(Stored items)
::::
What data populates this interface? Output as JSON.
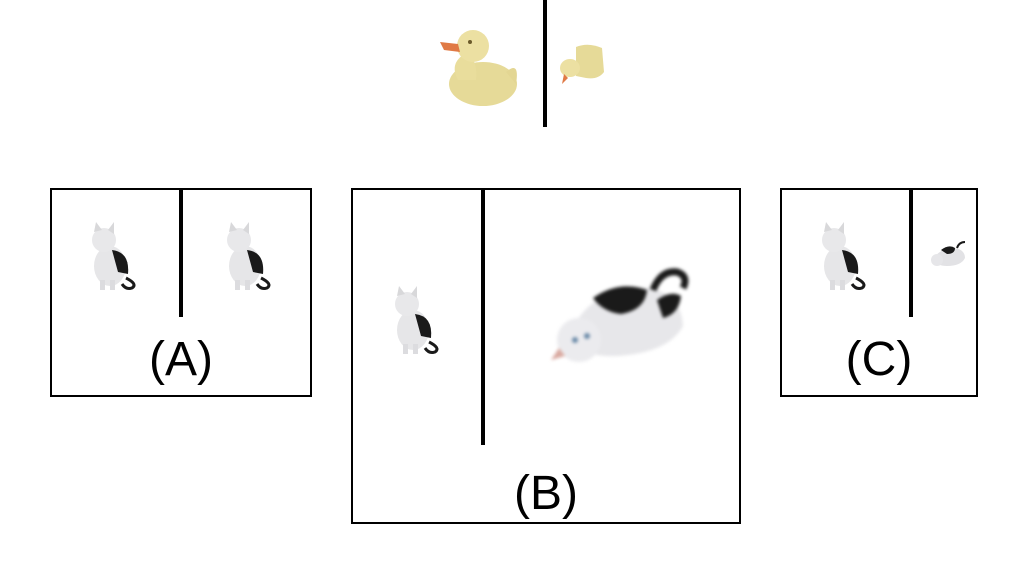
{
  "reference": {
    "images": [
      "rubber-duck",
      "rubber-duck-small-turned"
    ]
  },
  "panels": [
    {
      "label": "(A)",
      "left": "cat-sitting",
      "right": "cat-sitting-same"
    },
    {
      "label": "(B)",
      "left": "cat-sitting",
      "right": "cat-lying-large-rotated-blurred"
    },
    {
      "label": "(C)",
      "left": "cat-sitting",
      "right": "cat-lying-small"
    }
  ],
  "colors": {
    "duck_body": "#e9dd9c",
    "duck_beak": "#e07a45",
    "cat_white": "#e8e8ea",
    "cat_black": "#1a1a1a",
    "border": "#000000"
  }
}
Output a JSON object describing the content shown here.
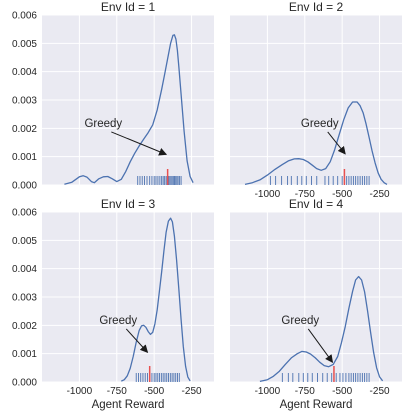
::::
- **What to produce**
Set down the complete material exactly, but do not include the images.

- **Written response**
What data populates this interface? Output as JSON.
{
  "reference": {
    "images": [
      "rubber-duck",
      "rubber-duck-small-turned"
    ]
  },
  "panels": [
    {
      "label": "(A)",
      "left": "cat-sitting",
      "right": "cat-sitting-same"
    },
    {
      "label": "(B)",
      "left": "cat-sitting",
      "right": "cat-lying-large-rotated-blurred"
    },
    {
      "label": "(C)",
      "left": "cat-sitting",
      "right": "cat-lying-small"
    }
  ],
  "colors": {
    "duck_body": "#e9dd9c",
    "duck_beak": "#e07a45",
    "cat_white": "#e8e8ea",
    "cat_black": "#1a1a1a",
    "border": "#000000"
  }
}
Output a JSON object describing the content shown here.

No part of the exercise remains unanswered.